==== INFORMATION SHOWN

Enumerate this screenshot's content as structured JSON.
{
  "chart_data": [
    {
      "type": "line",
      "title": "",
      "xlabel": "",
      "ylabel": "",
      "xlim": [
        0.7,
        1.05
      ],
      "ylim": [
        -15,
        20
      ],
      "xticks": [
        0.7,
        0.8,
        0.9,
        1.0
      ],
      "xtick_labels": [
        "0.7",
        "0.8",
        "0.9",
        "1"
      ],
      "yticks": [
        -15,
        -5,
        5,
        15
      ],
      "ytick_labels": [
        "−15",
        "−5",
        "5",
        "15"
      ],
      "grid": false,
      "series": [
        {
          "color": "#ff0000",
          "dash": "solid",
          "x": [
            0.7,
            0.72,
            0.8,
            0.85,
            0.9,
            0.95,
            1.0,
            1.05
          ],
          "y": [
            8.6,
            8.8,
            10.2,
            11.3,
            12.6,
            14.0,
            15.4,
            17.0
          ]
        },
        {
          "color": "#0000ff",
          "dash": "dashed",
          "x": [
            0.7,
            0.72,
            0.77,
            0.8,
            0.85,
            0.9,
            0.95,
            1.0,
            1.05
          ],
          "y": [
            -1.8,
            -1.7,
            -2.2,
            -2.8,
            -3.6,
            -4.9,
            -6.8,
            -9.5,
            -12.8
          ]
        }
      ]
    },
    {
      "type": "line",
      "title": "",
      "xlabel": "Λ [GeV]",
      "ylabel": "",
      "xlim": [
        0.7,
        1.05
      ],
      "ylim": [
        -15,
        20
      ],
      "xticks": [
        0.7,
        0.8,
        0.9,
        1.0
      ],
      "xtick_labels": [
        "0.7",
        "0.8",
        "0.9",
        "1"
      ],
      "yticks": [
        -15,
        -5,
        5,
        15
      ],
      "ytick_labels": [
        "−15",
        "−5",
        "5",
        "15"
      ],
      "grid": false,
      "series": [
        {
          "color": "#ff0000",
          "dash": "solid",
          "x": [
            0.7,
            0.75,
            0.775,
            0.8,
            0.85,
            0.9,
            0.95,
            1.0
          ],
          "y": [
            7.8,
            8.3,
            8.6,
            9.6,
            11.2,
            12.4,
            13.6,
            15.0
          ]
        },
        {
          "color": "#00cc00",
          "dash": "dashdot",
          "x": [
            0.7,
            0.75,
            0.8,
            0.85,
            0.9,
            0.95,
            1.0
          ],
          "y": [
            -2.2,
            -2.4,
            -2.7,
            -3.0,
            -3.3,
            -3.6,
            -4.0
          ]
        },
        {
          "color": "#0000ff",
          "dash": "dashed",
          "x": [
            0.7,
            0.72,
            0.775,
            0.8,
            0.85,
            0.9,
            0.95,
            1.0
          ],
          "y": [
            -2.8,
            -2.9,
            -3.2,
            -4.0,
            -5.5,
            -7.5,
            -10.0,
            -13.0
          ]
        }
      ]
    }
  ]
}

========

- WHAT IS EXPECTED
Repeat the preceding lines exactly, please, every one of them.

- OUTPUT
Enumerate this screenshot's content as structured JSON.
{
  "chart_data": [
    {
      "type": "line",
      "title": "",
      "xlabel": "",
      "ylabel": "",
      "xlim": [
        0.7,
        1.05
      ],
      "ylim": [
        -15,
        20
      ],
      "xticks": [
        0.7,
        0.8,
        0.9,
        1.0
      ],
      "xtick_labels": [
        "0.7",
        "0.8",
        "0.9",
        "1"
      ],
      "yticks": [
        -15,
        -5,
        5,
        15
      ],
      "ytick_labels": [
        "−15",
        "−5",
        "5",
        "15"
      ],
      "grid": false,
      "series": [
        {
          "color": "#ff0000",
          "dash": "solid",
          "x": [
            0.7,
            0.72,
            0.8,
            0.85,
            0.9,
            0.95,
            1.0,
            1.05
          ],
          "y": [
            8.6,
            8.8,
            10.2,
            11.3,
            12.6,
            14.0,
            15.4,
            17.0
          ]
        },
        {
          "color": "#0000ff",
          "dash": "dashed",
          "x": [
            0.7,
            0.72,
            0.77,
            0.8,
            0.85,
            0.9,
            0.95,
            1.0,
            1.05
          ],
          "y": [
            -1.8,
            -1.7,
            -2.2,
            -2.8,
            -3.6,
            -4.9,
            -6.8,
            -9.5,
            -12.8
          ]
        }
      ]
    },
    {
      "type": "line",
      "title": "",
      "xlabel": "Λ [GeV]",
      "ylabel": "",
      "xlim": [
        0.7,
        1.05
      ],
      "ylim": [
        -15,
        20
      ],
      "xticks": [
        0.7,
        0.8,
        0.9,
        1.0
      ],
      "xtick_labels": [
        "0.7",
        "0.8",
        "0.9",
        "1"
      ],
      "yticks": [
        -15,
        -5,
        5,
        15
      ],
      "ytick_labels": [
        "−15",
        "−5",
        "5",
        "15"
      ],
      "grid": false,
      "series": [
        {
          "color": "#ff0000",
          "dash": "solid",
          "x": [
            0.7,
            0.75,
            0.775,
            0.8,
            0.85,
            0.9,
            0.95,
            1.0
          ],
          "y": [
            7.8,
            8.3,
            8.6,
            9.6,
            11.2,
            12.4,
            13.6,
            15.0
          ]
        },
        {
          "color": "#00cc00",
          "dash": "dashdot",
          "x": [
            0.7,
            0.75,
            0.8,
            0.85,
            0.9,
            0.95,
            1.0
          ],
          "y": [
            -2.2,
            -2.4,
            -2.7,
            -3.0,
            -3.3,
            -3.6,
            -4.0
          ]
        },
        {
          "color": "#0000ff",
          "dash": "dashed",
          "x": [
            0.7,
            0.72,
            0.775,
            0.8,
            0.85,
            0.9,
            0.95,
            1.0
          ],
          "y": [
            -2.8,
            -2.9,
            -3.2,
            -4.0,
            -5.5,
            -7.5,
            -10.0,
            -13.0
          ]
        }
      ]
    }
  ]
}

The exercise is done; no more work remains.